**WHAT TO PRODUCE:** Please write the listing below out again exactly, leaving every picture behind.

Collected data entries:

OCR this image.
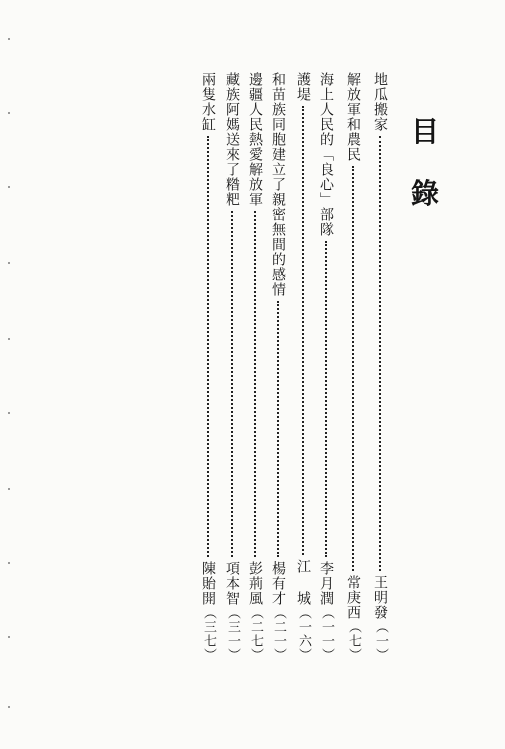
目
錄
地瓜搬家
王明發
（一）
解放軍和農民
常庚西
（七）
海上人民的「良心」部隊
李月潤
（一一）
護堤
江 城
（一六）
和苗族同胞建立了親密無間的感情
楊有才
（二一）
邊疆人民熱愛解放軍
彭荊風
（二七）
藏族阿媽送來了糌粑
項本智
（三一）
兩隻水缸
陳貽開
（三七）
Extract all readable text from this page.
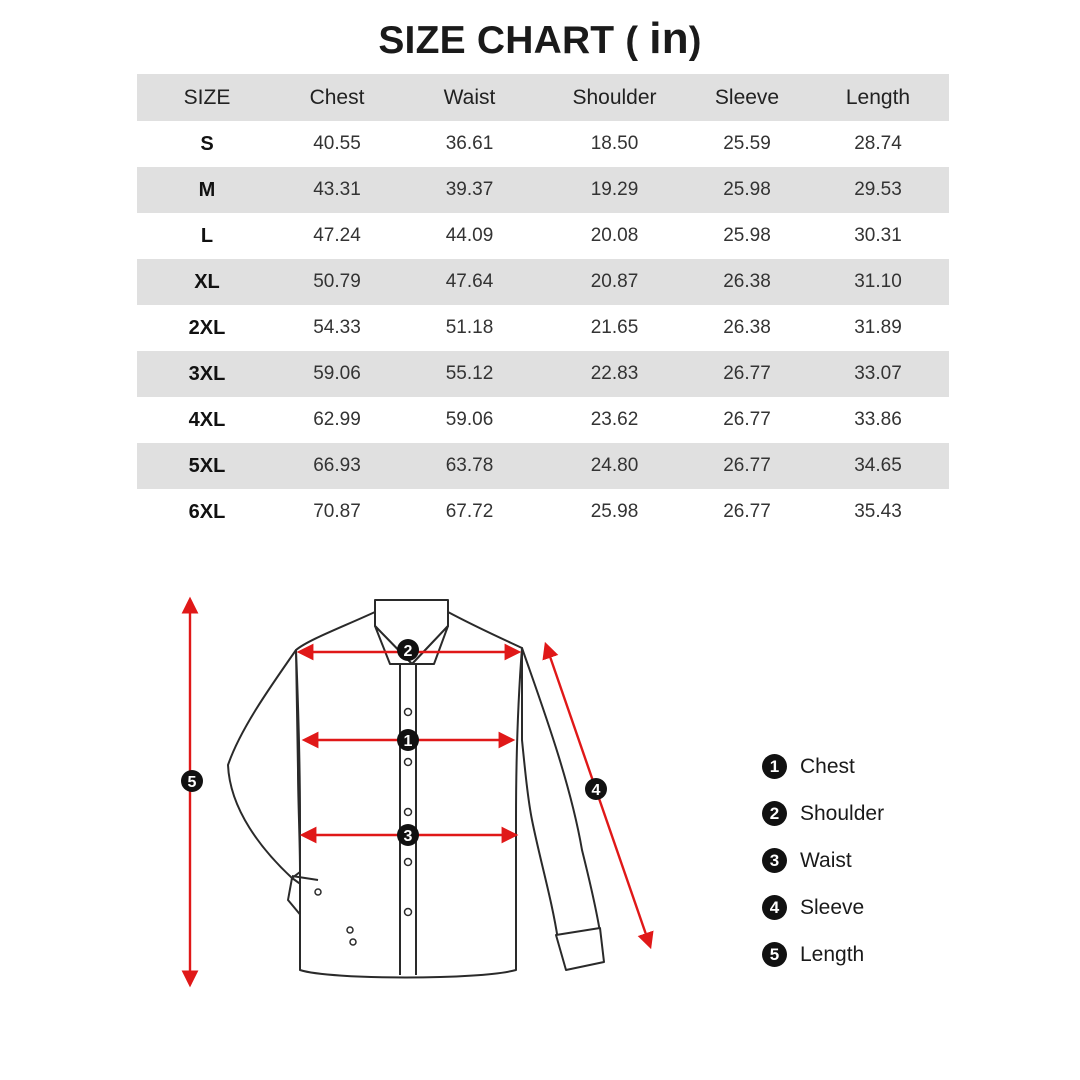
SIZE CHART ( in)
SIZE	Chest	Waist	Shoulder	Sleeve	Length
S	40.55	36.61	18.50	25.59	28.74
M	43.31	39.37	19.29	25.98	29.53
L	47.24	44.09	20.08	25.98	30.31
XL	50.79	47.64	20.87	26.38	31.10
2XL	54.33	51.18	21.65	26.38	31.89
3XL	59.06	55.12	22.83	26.77	33.07
4XL	62.99	59.06	23.62	26.77	33.86
5XL	66.93	63.78	24.80	26.77	34.65
6XL	70.87	67.72	25.98	26.77	35.43
1
2
3
4
5
1 Chest
2 Shoulder
3 Waist
4 Sleeve
5 Length
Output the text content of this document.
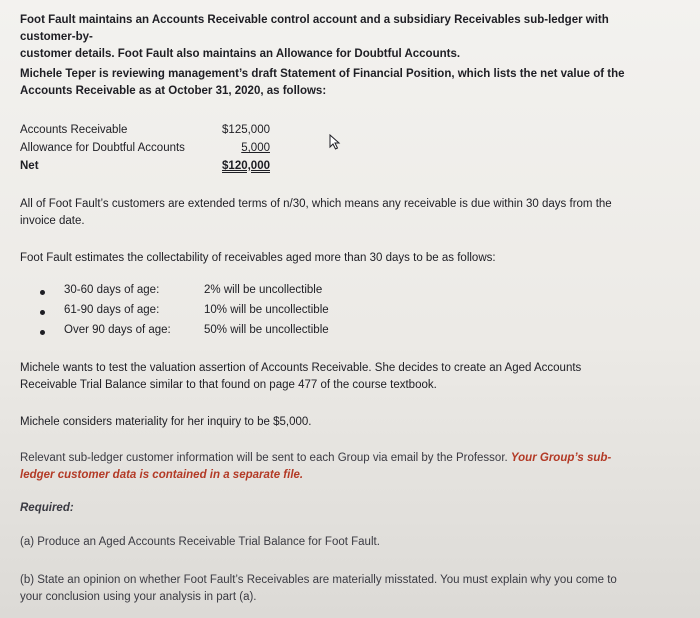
Foot Fault maintains an Accounts Receivable control account and a subsidiary Receivables sub-ledger with customer-by-
customer details. Foot Fault also maintains an Allowance for Doubtful Accounts.
Michele Teper is reviewing management’s draft Statement of Financial Position, which lists the net value of the
Accounts Receivable as at October 31, 2020, as follows:
Accounts Receivable	$125,000
Allowance for Doubtful Accounts	5,000
Net	$120,000
All of Foot Fault’s customers are extended terms of n/30, which means any receivable is due within 30 days from the
invoice date.
Foot Fault estimates the collectability of receivables aged more than 30 days to be as follows:
30-60 days of age:	2% will be uncollectible
61-90 days of age:	10% will be uncollectible
Over 90 days of age:	50% will be uncollectible
Michele wants to test the valuation assertion of Accounts Receivable. She decides to create an Aged Accounts
Receivable Trial Balance similar to that found on page 477 of the course textbook.
Michele considers materiality for her inquiry to be $5,000.
Relevant sub-ledger customer information will be sent to each Group via email by the Professor. Your Group’s sub-
ledger customer data is contained in a separate file.
Required:
(a) Produce an Aged Accounts Receivable Trial Balance for Foot Fault.
(b) State an opinion on whether Foot Fault’s Receivables are materially misstated. You must explain why you come to
your conclusion using your analysis in part (a).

**THE RESPONSE:**
OCR this image.
目
錄
地瓜搬家
王明發
（一）
解放軍和農民
常庚西
（七）
海上人民的「良心」部隊
李月潤
（一一）
護堤
江 城
（一六）
和苗族同胞建立了親密無間的感情
楊有才
（二一）
邊疆人民熱愛解放軍
彭荊風
（二七）
藏族阿媽送來了糌粑
項本智
（三一）
兩隻水缸
陳貽開
（三七）
Extract all readable text from this page.
SIZE CHART ( in)
SIZE	Chest	Waist	Shoulder	Sleeve	Length
S	40.55	36.61	18.50	25.59	28.74
M	43.31	39.37	19.29	25.98	29.53
L	47.24	44.09	20.08	25.98	30.31
XL	50.79	47.64	20.87	26.38	31.10
2XL	54.33	51.18	21.65	26.38	31.89
3XL	59.06	55.12	22.83	26.77	33.07
4XL	62.99	59.06	23.62	26.77	33.86
5XL	66.93	63.78	24.80	26.77	34.65
6XL	70.87	67.72	25.98	26.77	35.43
1
2
3
4
5
1 Chest
2 Shoulder
3 Waist
4 Sleeve
5 Length
Output the text content of this document.
Foot Fault maintains an Accounts Receivable control account and a subsidiary Receivables sub-ledger with customer-by-
customer details. Foot Fault also maintains an Allowance for Doubtful Accounts.
Michele Teper is reviewing management’s draft Statement of Financial Position, which lists the net value of the
Accounts Receivable as at October 31, 2020, as follows:
Accounts Receivable	$125,000
Allowance for Doubtful Accounts	5,000
Net	$120,000
All of Foot Fault’s customers are extended terms of n/30, which means any receivable is due within 30 days from the
invoice date.
Foot Fault estimates the collectability of receivables aged more than 30 days to be as follows:
30-60 days of age:	2% will be uncollectible
61-90 days of age:	10% will be uncollectible
Over 90 days of age:	50% will be uncollectible
Michele wants to test the valuation assertion of Accounts Receivable. She decides to create an Aged Accounts
Receivable Trial Balance similar to that found on page 477 of the course textbook.
Michele considers materiality for her inquiry to be $5,000.
Relevant sub-ledger customer information will be sent to each Group via email by the Professor. Your Group’s sub-
ledger customer data is contained in a separate file.
Required:
(a) Produce an Aged Accounts Receivable Trial Balance for Foot Fault.
(b) State an opinion on whether Foot Fault’s Receivables are materially misstated. You must explain why you come to
your conclusion using your analysis in part (a).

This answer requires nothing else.